* **YOUR GOAL**
Can you write out all of the material below, word for word?

* **MATERIAL PROVIDED**
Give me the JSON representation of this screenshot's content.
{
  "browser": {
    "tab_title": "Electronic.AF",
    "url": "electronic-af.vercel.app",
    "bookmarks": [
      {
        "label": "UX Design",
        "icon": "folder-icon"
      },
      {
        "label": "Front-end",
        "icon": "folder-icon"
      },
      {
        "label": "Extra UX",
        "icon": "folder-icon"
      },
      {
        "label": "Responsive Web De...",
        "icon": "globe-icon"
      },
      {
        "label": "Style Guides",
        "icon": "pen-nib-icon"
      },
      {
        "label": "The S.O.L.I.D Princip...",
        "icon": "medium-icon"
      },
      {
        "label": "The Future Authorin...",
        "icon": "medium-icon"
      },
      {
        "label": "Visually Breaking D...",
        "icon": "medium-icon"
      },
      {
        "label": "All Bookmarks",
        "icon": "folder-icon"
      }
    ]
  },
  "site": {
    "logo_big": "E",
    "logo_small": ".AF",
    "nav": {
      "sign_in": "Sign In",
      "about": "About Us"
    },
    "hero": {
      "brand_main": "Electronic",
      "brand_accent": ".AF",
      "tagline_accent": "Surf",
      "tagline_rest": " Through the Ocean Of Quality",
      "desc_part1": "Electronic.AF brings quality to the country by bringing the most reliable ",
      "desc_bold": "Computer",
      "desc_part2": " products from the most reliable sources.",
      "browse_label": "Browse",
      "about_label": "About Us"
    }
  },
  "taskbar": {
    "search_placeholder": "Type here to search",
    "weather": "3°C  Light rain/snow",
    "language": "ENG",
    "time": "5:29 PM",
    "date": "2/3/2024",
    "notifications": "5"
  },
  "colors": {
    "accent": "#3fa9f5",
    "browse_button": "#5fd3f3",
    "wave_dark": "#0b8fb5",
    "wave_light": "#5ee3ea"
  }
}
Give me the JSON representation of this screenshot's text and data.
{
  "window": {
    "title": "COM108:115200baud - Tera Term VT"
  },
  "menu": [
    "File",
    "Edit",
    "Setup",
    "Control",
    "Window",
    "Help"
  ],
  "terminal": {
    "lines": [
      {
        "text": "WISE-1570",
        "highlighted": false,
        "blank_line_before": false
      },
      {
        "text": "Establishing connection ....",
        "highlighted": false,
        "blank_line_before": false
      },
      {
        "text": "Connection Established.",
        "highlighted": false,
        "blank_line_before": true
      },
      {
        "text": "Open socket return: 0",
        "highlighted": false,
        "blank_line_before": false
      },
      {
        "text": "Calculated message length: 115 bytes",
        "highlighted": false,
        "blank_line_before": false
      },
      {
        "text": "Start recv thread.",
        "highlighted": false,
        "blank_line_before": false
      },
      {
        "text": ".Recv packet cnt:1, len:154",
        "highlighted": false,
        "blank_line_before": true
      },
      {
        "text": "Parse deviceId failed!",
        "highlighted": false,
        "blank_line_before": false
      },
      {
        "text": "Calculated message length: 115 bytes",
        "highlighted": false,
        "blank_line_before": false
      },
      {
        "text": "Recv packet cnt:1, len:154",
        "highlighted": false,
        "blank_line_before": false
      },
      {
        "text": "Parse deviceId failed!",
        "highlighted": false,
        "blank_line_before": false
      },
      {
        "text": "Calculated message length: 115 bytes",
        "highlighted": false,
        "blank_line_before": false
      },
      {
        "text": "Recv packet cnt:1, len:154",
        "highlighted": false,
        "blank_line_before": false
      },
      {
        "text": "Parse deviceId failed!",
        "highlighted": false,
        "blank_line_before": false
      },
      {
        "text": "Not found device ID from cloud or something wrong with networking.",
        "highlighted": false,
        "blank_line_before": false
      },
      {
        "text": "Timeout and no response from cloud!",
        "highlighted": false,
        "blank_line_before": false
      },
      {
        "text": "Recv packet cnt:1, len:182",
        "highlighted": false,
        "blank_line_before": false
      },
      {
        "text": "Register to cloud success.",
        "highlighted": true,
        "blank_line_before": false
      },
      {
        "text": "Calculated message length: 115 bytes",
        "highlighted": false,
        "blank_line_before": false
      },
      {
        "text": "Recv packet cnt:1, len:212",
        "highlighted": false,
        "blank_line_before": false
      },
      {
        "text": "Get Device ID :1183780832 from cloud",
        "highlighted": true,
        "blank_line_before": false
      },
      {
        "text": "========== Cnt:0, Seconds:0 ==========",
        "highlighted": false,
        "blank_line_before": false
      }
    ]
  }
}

* **OUTPUT BELOW**
Give me the JSON representation of this screenshot's content.
{
  "browser": {
    "tab_title": "Electronic.AF",
    "url": "electronic-af.vercel.app",
    "bookmarks": [
      {
        "label": "UX Design",
        "icon": "folder-icon"
      },
      {
        "label": "Front-end",
        "icon": "folder-icon"
      },
      {
        "label": "Extra UX",
        "icon": "folder-icon"
      },
      {
        "label": "Responsive Web De...",
        "icon": "globe-icon"
      },
      {
        "label": "Style Guides",
        "icon": "pen-nib-icon"
      },
      {
        "label": "The S.O.L.I.D Princip...",
        "icon": "medium-icon"
      },
      {
        "label": "The Future Authorin...",
        "icon": "medium-icon"
      },
      {
        "label": "Visually Breaking D...",
        "icon": "medium-icon"
      },
      {
        "label": "All Bookmarks",
        "icon": "folder-icon"
      }
    ]
  },
  "site": {
    "logo_big": "E",
    "logo_small": ".AF",
    "nav": {
      "sign_in": "Sign In",
      "about": "About Us"
    },
    "hero": {
      "brand_main": "Electronic",
      "brand_accent": ".AF",
      "tagline_accent": "Surf",
      "tagline_rest": " Through the Ocean Of Quality",
      "desc_part1": "Electronic.AF brings quality to the country by bringing the most reliable ",
      "desc_bold": "Computer",
      "desc_part2": " products from the most reliable sources.",
      "browse_label": "Browse",
      "about_label": "About Us"
    }
  },
  "taskbar": {
    "search_placeholder": "Type here to search",
    "weather": "3°C  Light rain/snow",
    "language": "ENG",
    "time": "5:29 PM",
    "date": "2/3/2024",
    "notifications": "5"
  },
  "colors": {
    "accent": "#3fa9f5",
    "browse_button": "#5fd3f3",
    "wave_dark": "#0b8fb5",
    "wave_light": "#5ee3ea"
  }
}
Give me the JSON representation of this screenshot's text and data.
{
  "window": {
    "title": "COM108:115200baud - Tera Term VT"
  },
  "menu": [
    "File",
    "Edit",
    "Setup",
    "Control",
    "Window",
    "Help"
  ],
  "terminal": {
    "lines": [
      {
        "text": "WISE-1570",
        "highlighted": false,
        "blank_line_before": false
      },
      {
        "text": "Establishing connection ....",
        "highlighted": false,
        "blank_line_before": false
      },
      {
        "text": "Connection Established.",
        "highlighted": false,
        "blank_line_before": true
      },
      {
        "text": "Open socket return: 0",
        "highlighted": false,
        "blank_line_before": false
      },
      {
        "text": "Calculated message length: 115 bytes",
        "highlighted": false,
        "blank_line_before": false
      },
      {
        "text": "Start recv thread.",
        "highlighted": false,
        "blank_line_before": false
      },
      {
        "text": ".Recv packet cnt:1, len:154",
        "highlighted": false,
        "blank_line_before": true
      },
      {
        "text": "Parse deviceId failed!",
        "highlighted": false,
        "blank_line_before": false
      },
      {
        "text": "Calculated message length: 115 bytes",
        "highlighted": false,
        "blank_line_before": false
      },
      {
        "text": "Recv packet cnt:1, len:154",
        "highlighted": false,
        "blank_line_before": false
      },
      {
        "text": "Parse deviceId failed!",
        "highlighted": false,
        "blank_line_before": false
      },
      {
        "text": "Calculated message length: 115 bytes",
        "highlighted": false,
        "blank_line_before": false
      },
      {
        "text": "Recv packet cnt:1, len:154",
        "highlighted": false,
        "blank_line_before": false
      },
      {
        "text": "Parse deviceId failed!",
        "highlighted": false,
        "blank_line_before": false
      },
      {
        "text": "Not found device ID from cloud or something wrong with networking.",
        "highlighted": false,
        "blank_line_before": false
      },
      {
        "text": "Timeout and no response from cloud!",
        "highlighted": false,
        "blank_line_before": false
      },
      {
        "text": "Recv packet cnt:1, len:182",
        "highlighted": false,
        "blank_line_before": false
      },
      {
        "text": "Register to cloud success.",
        "highlighted": true,
        "blank_line_before": false
      },
      {
        "text": "Calculated message length: 115 bytes",
        "highlighted": false,
        "blank_line_before": false
      },
      {
        "text": "Recv packet cnt:1, len:212",
        "highlighted": false,
        "blank_line_before": false
      },
      {
        "text": "Get Device ID :1183780832 from cloud",
        "highlighted": true,
        "blank_line_before": false
      },
      {
        "text": "========== Cnt:0, Seconds:0 ==========",
        "highlighted": false,
        "blank_line_before": false
      }
    ]
  }
}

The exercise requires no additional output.